(Entries from a data source)
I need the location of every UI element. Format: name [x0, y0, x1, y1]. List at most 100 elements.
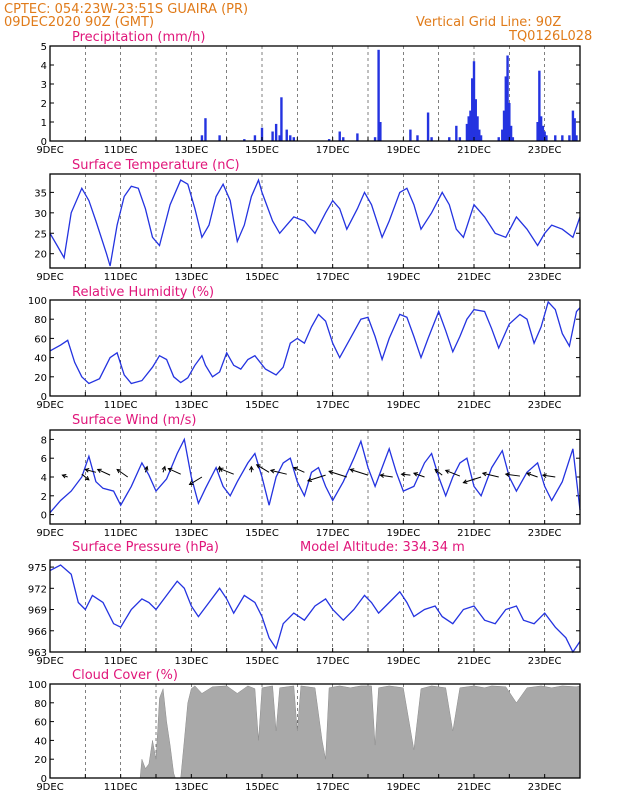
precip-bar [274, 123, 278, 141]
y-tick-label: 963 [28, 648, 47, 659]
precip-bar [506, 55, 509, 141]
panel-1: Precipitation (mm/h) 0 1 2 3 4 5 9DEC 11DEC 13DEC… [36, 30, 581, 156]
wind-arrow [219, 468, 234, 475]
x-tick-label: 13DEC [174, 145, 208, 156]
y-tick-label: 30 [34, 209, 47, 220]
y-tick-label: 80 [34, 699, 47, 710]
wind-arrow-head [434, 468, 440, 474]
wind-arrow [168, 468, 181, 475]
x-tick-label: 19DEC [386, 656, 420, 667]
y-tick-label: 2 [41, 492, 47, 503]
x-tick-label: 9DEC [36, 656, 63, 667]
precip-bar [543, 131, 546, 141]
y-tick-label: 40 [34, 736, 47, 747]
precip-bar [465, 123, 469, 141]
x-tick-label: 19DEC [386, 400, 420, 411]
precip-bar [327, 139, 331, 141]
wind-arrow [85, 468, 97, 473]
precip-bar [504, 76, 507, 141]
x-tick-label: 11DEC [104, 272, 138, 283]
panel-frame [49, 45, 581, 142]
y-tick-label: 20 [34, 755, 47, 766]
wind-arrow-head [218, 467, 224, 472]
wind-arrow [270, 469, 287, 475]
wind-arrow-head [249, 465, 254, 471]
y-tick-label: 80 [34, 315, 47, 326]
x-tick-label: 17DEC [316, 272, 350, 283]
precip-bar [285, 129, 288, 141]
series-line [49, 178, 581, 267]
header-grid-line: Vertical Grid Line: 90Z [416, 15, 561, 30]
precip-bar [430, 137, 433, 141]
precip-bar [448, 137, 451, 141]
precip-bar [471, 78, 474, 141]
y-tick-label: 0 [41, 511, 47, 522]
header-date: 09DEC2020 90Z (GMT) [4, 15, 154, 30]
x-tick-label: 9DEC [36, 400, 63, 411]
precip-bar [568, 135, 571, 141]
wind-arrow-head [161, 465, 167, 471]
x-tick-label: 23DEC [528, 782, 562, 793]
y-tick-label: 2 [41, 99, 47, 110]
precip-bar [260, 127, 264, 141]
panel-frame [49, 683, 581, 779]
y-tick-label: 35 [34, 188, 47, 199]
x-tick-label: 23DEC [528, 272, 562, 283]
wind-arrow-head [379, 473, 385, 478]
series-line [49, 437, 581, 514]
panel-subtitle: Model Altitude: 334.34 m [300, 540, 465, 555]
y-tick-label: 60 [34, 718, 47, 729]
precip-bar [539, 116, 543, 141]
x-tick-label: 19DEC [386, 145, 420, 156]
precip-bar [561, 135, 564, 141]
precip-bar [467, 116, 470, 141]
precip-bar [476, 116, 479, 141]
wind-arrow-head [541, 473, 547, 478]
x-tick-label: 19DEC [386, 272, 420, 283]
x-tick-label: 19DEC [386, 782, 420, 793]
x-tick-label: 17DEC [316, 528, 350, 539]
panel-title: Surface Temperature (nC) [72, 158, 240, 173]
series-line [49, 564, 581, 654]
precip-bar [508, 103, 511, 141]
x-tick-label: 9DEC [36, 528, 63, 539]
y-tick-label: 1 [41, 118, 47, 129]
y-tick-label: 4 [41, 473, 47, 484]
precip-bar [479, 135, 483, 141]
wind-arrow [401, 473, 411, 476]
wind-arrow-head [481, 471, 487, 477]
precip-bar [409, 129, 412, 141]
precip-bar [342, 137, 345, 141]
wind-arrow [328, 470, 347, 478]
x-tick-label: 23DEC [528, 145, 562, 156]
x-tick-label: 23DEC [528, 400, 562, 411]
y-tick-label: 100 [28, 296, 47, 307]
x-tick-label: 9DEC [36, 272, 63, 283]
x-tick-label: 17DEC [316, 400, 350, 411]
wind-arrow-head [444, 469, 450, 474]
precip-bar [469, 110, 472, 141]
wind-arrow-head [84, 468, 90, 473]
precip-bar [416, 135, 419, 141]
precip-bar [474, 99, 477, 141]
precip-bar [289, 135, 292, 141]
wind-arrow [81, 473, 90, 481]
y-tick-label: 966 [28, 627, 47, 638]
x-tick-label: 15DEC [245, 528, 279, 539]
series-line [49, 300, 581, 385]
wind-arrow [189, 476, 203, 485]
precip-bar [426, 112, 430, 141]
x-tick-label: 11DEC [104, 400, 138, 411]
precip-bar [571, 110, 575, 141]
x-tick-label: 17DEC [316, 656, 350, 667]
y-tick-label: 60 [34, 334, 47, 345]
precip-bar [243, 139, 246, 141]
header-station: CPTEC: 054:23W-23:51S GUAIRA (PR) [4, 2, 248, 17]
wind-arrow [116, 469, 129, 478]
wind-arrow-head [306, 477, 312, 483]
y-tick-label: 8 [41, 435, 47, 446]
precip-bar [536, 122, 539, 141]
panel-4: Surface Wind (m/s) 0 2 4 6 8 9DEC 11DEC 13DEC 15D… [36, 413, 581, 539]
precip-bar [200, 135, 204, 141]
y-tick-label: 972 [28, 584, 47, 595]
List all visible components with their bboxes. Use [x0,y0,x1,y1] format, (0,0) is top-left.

_Requirement_:
Reproduce the lines between the line containing "precip-bar [274, 123, 278, 141]" and the line containing "wind-arrow-head [434, 468, 440, 474]", inclusive, without changing anything.

_Written solution_:
precip-bar [274, 123, 278, 141]
y-tick-label: 963 [28, 648, 47, 659]
precip-bar [506, 55, 509, 141]
panel-1: Precipitation (mm/h) 0 1 2 3 4 5 9DEC 11DEC 13DEC… [36, 30, 581, 156]
wind-arrow [219, 468, 234, 475]
x-tick-label: 13DEC [174, 145, 208, 156]
y-tick-label: 30 [34, 209, 47, 220]
y-tick-label: 80 [34, 699, 47, 710]
wind-arrow-head [434, 468, 440, 474]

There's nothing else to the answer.